§ **TASK REQUIREMENTS**
Filter the listing below, copying every line in which the word "sopra" appears.

[Recorded data]
___
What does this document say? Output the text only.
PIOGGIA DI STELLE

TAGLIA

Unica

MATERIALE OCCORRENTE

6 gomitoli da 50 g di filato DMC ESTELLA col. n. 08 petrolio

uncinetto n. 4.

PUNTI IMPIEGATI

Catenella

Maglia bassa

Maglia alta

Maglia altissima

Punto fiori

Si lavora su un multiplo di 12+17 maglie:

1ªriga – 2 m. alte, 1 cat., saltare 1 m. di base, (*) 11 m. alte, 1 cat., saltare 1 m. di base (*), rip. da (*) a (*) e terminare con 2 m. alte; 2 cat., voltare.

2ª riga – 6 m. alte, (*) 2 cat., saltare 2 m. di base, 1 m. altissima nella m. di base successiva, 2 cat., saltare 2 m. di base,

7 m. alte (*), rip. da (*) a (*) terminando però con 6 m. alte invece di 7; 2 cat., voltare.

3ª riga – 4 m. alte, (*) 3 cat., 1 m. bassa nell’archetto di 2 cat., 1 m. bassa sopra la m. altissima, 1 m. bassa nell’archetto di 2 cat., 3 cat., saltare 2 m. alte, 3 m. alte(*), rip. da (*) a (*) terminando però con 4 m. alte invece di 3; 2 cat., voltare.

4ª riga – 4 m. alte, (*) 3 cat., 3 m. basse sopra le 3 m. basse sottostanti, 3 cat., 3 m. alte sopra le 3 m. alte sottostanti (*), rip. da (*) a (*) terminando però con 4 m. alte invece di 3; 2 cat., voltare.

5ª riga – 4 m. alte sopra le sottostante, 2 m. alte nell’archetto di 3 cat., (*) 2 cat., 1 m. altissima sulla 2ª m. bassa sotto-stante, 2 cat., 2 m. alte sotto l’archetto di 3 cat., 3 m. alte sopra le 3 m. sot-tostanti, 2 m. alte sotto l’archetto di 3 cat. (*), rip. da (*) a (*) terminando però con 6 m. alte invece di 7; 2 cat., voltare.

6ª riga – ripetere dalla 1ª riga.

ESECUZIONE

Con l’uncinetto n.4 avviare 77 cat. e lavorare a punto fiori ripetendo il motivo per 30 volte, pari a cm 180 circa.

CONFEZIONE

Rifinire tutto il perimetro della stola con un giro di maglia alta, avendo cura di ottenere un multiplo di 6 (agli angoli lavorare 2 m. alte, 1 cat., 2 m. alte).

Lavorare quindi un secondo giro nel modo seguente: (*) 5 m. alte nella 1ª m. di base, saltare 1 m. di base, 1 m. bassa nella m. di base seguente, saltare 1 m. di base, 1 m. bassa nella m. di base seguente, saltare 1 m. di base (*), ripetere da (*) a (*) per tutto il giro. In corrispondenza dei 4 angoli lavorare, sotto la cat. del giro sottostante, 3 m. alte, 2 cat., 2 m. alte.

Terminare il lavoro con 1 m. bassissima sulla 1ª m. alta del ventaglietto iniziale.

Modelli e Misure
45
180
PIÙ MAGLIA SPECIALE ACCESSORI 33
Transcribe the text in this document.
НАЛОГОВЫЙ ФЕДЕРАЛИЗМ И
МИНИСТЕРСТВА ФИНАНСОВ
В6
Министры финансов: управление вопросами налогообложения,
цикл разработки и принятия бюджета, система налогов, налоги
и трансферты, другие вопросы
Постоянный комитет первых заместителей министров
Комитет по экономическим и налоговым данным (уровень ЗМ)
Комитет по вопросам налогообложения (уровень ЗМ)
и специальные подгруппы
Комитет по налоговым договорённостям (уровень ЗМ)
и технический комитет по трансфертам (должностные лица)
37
___
§ **COMPLETE OUTPUT**
3ª riga – 4 m. alte, (*) 3 cat., 1 m. bassa nell’archetto di 2 cat., 1 m. bassa sopra la m. altissima, 1 m. bassa nell’archetto di 2 cat., 3 cat., saltare 2 m. alte, 3 m. alte(*), rip. da (*) a (*) terminando però con 4 m. alte invece di 3; 2 cat., voltare.
4ª riga – 4 m. alte, (*) 3 cat., 3 m. basse sopra le 3 m. basse sottostanti, 3 cat., 3 m. alte sopra le 3 m. alte sottostanti (*), rip. da (*) a (*) terminando però con 4 m. alte invece di 3; 2 cat., voltare.
5ª riga – 4 m. alte sopra le sottostante, 2 m. alte nell’archetto di 3 cat., (*) 2 cat., 1 m. altissima sulla 2ª m. bassa sotto-stante, 2 cat., 2 m. alte sotto l’archetto di 3 cat., 3 m. alte sopra le 3 m. sot-tostanti, 2 m. alte sotto l’archetto di 3 cat. (*), rip. da (*) a (*) terminando però con 6 m. alte invece di 7; 2 cat., voltare.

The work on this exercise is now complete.